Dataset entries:
* * *

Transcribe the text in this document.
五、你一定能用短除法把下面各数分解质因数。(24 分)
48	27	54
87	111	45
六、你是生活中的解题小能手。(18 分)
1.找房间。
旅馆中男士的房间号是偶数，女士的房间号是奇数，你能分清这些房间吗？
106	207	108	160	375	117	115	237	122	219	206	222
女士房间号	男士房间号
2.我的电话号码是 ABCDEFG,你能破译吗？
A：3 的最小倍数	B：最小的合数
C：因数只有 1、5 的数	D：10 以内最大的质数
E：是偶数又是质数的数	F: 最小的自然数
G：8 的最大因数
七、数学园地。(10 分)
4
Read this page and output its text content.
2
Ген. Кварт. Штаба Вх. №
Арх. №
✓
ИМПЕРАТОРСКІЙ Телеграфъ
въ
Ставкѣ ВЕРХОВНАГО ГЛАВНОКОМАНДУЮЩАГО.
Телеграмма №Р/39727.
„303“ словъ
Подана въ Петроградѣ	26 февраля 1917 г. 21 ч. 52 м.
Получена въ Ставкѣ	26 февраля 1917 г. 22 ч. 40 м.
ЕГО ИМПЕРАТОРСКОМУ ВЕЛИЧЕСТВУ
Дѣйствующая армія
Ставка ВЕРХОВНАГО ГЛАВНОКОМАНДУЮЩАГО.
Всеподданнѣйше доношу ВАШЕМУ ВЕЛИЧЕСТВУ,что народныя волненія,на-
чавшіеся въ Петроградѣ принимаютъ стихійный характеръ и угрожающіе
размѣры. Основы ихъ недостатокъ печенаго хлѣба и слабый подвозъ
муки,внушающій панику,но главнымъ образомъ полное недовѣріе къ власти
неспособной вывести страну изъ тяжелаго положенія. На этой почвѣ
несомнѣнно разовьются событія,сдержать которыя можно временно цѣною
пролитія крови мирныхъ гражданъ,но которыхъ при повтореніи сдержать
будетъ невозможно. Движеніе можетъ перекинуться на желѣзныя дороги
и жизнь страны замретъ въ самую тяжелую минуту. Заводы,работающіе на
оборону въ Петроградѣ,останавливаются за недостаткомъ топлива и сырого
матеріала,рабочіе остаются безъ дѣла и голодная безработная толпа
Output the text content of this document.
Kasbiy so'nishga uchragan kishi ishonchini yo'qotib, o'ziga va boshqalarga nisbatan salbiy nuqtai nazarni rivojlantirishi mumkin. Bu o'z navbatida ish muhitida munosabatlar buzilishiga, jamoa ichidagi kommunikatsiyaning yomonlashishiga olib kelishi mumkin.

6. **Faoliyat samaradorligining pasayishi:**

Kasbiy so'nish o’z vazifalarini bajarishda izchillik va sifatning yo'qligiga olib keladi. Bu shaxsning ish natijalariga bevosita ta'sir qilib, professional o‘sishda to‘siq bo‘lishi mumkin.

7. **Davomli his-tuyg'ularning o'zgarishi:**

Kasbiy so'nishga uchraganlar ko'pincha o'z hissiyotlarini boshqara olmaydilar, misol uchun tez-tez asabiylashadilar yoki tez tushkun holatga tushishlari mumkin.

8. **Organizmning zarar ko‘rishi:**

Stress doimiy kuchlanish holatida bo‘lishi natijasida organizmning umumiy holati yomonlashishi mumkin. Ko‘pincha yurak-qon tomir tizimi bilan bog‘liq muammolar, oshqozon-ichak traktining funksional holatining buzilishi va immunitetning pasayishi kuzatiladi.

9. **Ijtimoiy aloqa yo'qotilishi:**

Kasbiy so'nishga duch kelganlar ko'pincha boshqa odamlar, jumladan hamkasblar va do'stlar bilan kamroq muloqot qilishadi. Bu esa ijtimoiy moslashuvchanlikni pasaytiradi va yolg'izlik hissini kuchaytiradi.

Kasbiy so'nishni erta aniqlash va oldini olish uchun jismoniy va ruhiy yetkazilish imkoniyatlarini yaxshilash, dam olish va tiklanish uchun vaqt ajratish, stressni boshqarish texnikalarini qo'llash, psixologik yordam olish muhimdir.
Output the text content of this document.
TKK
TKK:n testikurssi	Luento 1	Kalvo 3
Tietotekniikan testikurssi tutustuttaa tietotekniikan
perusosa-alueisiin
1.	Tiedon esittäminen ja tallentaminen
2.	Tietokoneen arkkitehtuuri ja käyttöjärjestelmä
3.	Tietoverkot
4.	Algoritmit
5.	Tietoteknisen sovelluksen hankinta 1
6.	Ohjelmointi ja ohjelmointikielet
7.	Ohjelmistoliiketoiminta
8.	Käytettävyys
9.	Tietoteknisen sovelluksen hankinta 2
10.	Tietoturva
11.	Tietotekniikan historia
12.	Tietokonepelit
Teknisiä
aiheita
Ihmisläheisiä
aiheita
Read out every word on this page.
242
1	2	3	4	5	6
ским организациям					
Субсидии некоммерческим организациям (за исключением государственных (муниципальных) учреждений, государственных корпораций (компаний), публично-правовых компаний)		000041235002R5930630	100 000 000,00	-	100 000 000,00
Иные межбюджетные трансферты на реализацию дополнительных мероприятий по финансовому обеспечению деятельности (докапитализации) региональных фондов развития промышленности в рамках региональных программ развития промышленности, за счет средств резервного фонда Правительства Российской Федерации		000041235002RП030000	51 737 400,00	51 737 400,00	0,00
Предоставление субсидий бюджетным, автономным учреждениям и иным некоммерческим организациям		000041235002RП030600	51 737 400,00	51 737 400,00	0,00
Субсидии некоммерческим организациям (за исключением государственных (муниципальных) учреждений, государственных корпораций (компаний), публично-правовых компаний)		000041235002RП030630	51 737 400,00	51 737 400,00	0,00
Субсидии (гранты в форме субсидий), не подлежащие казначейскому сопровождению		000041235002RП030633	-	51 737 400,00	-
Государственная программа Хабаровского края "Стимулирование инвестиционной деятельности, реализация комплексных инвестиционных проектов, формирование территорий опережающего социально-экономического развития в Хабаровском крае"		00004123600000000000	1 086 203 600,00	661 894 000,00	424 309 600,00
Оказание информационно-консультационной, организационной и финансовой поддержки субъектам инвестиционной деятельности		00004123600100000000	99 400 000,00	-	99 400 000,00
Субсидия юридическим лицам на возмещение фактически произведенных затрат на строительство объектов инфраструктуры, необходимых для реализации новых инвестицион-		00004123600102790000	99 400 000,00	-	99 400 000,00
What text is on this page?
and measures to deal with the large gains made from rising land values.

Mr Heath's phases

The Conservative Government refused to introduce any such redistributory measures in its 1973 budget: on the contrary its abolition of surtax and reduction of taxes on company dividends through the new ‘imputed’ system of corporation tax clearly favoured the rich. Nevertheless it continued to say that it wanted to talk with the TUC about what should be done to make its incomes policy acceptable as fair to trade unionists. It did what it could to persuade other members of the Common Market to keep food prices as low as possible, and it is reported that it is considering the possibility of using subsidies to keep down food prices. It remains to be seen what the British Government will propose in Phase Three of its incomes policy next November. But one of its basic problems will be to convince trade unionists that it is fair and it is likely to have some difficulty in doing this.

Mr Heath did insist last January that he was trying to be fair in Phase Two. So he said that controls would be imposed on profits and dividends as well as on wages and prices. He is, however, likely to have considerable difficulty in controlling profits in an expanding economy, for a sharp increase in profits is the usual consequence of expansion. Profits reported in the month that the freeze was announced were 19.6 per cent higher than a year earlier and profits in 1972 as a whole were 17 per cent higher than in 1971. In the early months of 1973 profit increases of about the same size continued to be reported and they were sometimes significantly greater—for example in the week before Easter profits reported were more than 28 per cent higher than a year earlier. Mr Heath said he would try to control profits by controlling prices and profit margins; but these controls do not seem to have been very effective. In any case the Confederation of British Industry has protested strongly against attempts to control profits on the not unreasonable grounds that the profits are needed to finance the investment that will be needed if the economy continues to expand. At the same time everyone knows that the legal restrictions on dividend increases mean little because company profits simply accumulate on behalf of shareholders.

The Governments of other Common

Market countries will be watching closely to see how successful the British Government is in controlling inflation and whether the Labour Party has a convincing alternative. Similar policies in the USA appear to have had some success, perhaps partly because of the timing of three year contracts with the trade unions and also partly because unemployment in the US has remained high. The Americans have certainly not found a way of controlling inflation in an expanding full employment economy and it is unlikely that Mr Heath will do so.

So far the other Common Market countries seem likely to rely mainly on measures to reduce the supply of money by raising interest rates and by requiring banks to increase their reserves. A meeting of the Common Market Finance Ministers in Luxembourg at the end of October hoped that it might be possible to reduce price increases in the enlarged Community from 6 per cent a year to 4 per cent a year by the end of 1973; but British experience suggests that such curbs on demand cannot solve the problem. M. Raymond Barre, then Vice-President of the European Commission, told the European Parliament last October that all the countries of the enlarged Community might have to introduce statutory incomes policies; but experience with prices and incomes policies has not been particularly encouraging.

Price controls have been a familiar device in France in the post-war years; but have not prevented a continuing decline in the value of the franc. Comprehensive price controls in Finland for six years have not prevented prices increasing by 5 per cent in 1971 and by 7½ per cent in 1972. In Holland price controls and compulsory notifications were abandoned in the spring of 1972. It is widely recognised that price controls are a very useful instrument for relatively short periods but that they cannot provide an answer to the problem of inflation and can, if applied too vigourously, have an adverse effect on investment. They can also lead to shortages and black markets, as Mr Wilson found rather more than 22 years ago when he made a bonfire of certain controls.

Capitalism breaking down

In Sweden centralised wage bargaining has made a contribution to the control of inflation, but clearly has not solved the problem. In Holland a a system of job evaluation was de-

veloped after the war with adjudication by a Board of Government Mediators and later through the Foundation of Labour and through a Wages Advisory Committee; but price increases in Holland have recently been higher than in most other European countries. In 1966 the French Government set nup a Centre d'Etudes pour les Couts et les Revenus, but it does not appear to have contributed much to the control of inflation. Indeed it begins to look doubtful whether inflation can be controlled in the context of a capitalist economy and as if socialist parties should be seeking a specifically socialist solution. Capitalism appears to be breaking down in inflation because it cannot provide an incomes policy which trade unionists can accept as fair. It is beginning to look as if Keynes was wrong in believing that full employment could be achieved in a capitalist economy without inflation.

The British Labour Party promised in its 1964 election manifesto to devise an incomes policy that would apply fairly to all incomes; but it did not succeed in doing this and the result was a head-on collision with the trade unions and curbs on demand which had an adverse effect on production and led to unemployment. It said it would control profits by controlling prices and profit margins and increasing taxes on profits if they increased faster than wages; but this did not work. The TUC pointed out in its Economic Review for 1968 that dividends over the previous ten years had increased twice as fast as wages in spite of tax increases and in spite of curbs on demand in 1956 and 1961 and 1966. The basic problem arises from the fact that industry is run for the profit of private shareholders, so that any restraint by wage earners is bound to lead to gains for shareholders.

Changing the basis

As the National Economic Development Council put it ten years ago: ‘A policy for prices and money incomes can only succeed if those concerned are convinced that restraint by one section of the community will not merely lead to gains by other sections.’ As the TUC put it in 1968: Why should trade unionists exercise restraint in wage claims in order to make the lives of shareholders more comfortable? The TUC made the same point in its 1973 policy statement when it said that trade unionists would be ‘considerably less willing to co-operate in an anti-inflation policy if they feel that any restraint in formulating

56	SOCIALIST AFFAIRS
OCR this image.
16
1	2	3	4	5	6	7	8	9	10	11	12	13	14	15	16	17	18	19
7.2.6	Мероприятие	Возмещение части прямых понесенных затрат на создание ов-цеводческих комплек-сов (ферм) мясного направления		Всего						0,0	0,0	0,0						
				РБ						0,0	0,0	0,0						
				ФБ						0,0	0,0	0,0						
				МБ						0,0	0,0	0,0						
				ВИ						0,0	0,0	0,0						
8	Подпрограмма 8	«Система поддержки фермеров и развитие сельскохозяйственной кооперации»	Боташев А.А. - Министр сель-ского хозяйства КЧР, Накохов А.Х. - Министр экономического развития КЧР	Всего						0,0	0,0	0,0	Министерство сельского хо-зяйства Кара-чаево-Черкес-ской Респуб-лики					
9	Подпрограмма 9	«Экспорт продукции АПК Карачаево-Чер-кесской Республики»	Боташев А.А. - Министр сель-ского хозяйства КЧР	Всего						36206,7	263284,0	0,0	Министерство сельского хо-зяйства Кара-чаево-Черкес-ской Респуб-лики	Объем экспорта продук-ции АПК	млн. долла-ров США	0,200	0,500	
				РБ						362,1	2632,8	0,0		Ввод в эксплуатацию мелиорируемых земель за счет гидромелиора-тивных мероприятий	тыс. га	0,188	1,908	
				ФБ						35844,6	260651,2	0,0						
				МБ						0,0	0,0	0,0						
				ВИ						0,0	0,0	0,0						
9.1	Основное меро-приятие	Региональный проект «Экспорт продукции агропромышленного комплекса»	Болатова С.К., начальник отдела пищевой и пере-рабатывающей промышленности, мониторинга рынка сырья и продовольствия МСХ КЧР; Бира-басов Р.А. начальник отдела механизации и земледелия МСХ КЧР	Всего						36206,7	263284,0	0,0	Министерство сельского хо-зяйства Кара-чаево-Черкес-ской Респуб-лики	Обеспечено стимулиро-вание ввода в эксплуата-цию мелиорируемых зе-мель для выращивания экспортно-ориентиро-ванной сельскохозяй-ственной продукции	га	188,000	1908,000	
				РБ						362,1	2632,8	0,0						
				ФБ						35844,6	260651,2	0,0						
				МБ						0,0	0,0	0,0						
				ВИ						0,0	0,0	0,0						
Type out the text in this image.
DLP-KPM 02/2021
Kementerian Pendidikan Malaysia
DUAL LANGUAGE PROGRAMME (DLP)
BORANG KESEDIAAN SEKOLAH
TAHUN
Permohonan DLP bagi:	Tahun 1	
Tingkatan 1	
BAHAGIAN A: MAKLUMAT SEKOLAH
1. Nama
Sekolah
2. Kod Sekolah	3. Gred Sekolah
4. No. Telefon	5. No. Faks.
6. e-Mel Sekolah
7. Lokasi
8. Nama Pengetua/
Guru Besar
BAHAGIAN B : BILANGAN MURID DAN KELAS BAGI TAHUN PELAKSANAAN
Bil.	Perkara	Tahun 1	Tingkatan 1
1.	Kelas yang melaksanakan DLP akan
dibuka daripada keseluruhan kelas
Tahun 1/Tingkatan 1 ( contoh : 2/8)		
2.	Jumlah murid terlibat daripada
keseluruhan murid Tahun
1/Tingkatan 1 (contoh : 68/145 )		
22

* * *

Prompt
Search the data above for lines holding "appear" and copy each of them.

Response for this exercise
Market countries will be watching closely to see how successful the British Government is in controlling inflation and whether the Labour Party has a convincing alternative. Similar policies in the USA appear to have had some success, perhaps partly because of the timing of three year contracts with the trade unions and also partly because unemployment in the US has remained high. The Americans have certainly not found a way of controlling inflation in an expanding full employment economy and it is unlikely that Mr Heath will do so.
veloped after the war with adjudication by a Board of Government Mediators and later through the Foundation of Labour and through a Wages Advisory Committee; but price increases in Holland have recently been higher than in most other European countries. In 1966 the French Government set nup a Centre d'Etudes pour les Couts et les Revenus, but it does not appear to have contributed much to the control of inflation. Indeed it begins to look doubtful whether inflation can be controlled in the context of a capitalist economy and as if socialist parties should be seeking a specifically socialist solution. Capitalism appears to be breaking down in inflation because it cannot provide an incomes policy which trade unionists can accept as fair. It is beginning to look as if Keynes was wrong in believing that full employment could be achieved in a capitalist economy without inflation.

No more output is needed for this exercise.